▶ **Written task**
Copy every entry word for word, but skip the pictures.

Data excerpts
^^^^^^^^^^^^^^^^
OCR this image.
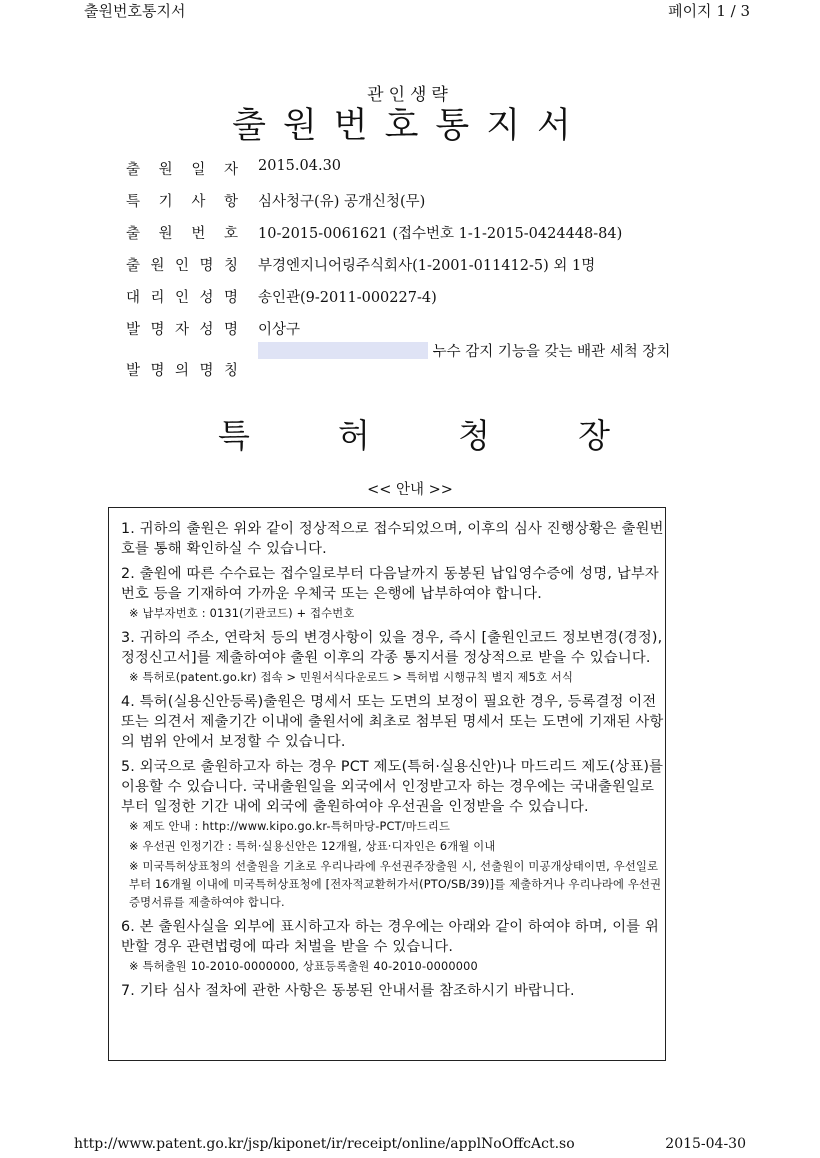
출원번호통지서	페이지 1 / 3
관인생략
출원번호통지서
출 원 일 자 2015.04.30
특 기 사 항 심사청구(유) 공개신청(무)
출 원 번 호 10-2015-0061621 (접수번호 1-1-2015-0424448-84)
출 원 인 명 칭 부경엔지니어링주식회사(1-2001-011412-5) 외 1명
대 리 인 성 명 송인관(9-2011-000227-4)
발 명 자 성 명 이상구
발 명 의 명 칭
누수 감지 기능을 갖는 배관 세척 장치
특	허	청	장
<< 안내 >>

1. 귀하의 출원은 위와 같이 정상적으로 접수되었으며, 이후의 심사 진행상황은 출원번호를 통해 확인하실 수 있습니다.

2. 출원에 따른 수수료는 접수일로부터 다음날까지 동봉된 납입영수증에 성명, 납부자번호 등을 기재하여 가까운 우체국 또는 은행에 납부하여야 합니다.

※ 납부자번호 : 0131(기관코드) + 접수번호

3. 귀하의 주소, 연락처 등의 변경사항이 있을 경우, 즉시 [출원인코드 정보변경(경정), 정정신고서]를 제출하여야 출원 이후의 각종 통지서를 정상적으로 받을 수 있습니다.

※ 특허로(patent.go.kr) 접속 > 민원서식다운로드 > 특허법 시행규칙 별지 제5호 서식

4. 특허(실용신안등록)출원은 명세서 또는 도면의 보정이 필요한 경우, 등록결정 이전 또는 의견서 제출기간 이내에 출원서에 최초로 첨부된 명세서 또는 도면에 기재된 사항의 범위 안에서 보정할 수 있습니다.

5. 외국으로 출원하고자 하는 경우 PCT 제도(특허·실용신안)나 마드리드 제도(상표)를 이용할 수 있습니다. 국내출원일을 외국에서 인정받고자 하는 경우에는 국내출원일로부터 일정한 기간 내에 외국에 출원하여야 우선권을 인정받을 수 있습니다.

※ 제도 안내 : http://www.kipo.go.kr-특허마당-PCT/마드리드
※ 우선권 인정기간 : 특허·실용신안은 12개월, 상표·디자인은 6개월 이내
※ 미국특허상표청의 선출원을 기초로 우리나라에 우선권주장출원 시, 선출원이 미공개상태이면, 우선일로부터 16개월 이내에 미국특허상표청에 [전자적교환허가서(PTO/SB/39)]를 제출하거나 우리나라에 우선권 증명서류를 제출하여야 합니다.

6. 본 출원사실을 외부에 표시하고자 하는 경우에는 아래와 같이 하여야 하며, 이를 위반할 경우 관련법령에 따라 처벌을 받을 수 있습니다.

※ 특허출원 10-2010-0000000, 상표등록출원 40-2010-0000000

7. 기타 심사 절차에 관한 사항은 동봉된 안내서를 참조하시기 바랍니다.

http://www.patent.go.kr/jsp/kiponet/ir/receipt/online/applNoOffcAct.so	2015-04-30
^^^^^^^^^^^^^^^^
▶ **Answer for this exercise**
OCR this image.
출원번호통지서	페이지 1 / 3
관인생략
출원번호통지서
출 원 일 자 2015.04.30
특 기 사 항 심사청구(유) 공개신청(무)
출 원 번 호 10-2015-0061621 (접수번호 1-1-2015-0424448-84)
출 원 인 명 칭 부경엔지니어링주식회사(1-2001-011412-5) 외 1명
대 리 인 성 명 송인관(9-2011-000227-4)
발 명 자 성 명 이상구
발 명 의 명 칭
누수 감지 기능을 갖는 배관 세척 장치
특	허	청	장
<< 안내 >>

1. 귀하의 출원은 위와 같이 정상적으로 접수되었으며, 이후의 심사 진행상황은 출원번호를 통해 확인하실 수 있습니다.

2. 출원에 따른 수수료는 접수일로부터 다음날까지 동봉된 납입영수증에 성명, 납부자번호 등을 기재하여 가까운 우체국 또는 은행에 납부하여야 합니다.

※ 납부자번호 : 0131(기관코드) + 접수번호

3. 귀하의 주소, 연락처 등의 변경사항이 있을 경우, 즉시 [출원인코드 정보변경(경정), 정정신고서]를 제출하여야 출원 이후의 각종 통지서를 정상적으로 받을 수 있습니다.

※ 특허로(patent.go.kr) 접속 > 민원서식다운로드 > 특허법 시행규칙 별지 제5호 서식

4. 특허(실용신안등록)출원은 명세서 또는 도면의 보정이 필요한 경우, 등록결정 이전 또는 의견서 제출기간 이내에 출원서에 최초로 첨부된 명세서 또는 도면에 기재된 사항의 범위 안에서 보정할 수 있습니다.

5. 외국으로 출원하고자 하는 경우 PCT 제도(특허·실용신안)나 마드리드 제도(상표)를 이용할 수 있습니다. 국내출원일을 외국에서 인정받고자 하는 경우에는 국내출원일로부터 일정한 기간 내에 외국에 출원하여야 우선권을 인정받을 수 있습니다.

※ 제도 안내 : http://www.kipo.go.kr-특허마당-PCT/마드리드
※ 우선권 인정기간 : 특허·실용신안은 12개월, 상표·디자인은 6개월 이내
※ 미국특허상표청의 선출원을 기초로 우리나라에 우선권주장출원 시, 선출원이 미공개상태이면, 우선일로부터 16개월 이내에 미국특허상표청에 [전자적교환허가서(PTO/SB/39)]를 제출하거나 우리나라에 우선권 증명서류를 제출하여야 합니다.

6. 본 출원사실을 외부에 표시하고자 하는 경우에는 아래와 같이 하여야 하며, 이를 위반할 경우 관련법령에 따라 처벌을 받을 수 있습니다.

※ 특허출원 10-2010-0000000, 상표등록출원 40-2010-0000000

7. 기타 심사 절차에 관한 사항은 동봉된 안내서를 참조하시기 바랍니다.

http://www.patent.go.kr/jsp/kiponet/ir/receipt/online/applNoOffcAct.so	2015-04-30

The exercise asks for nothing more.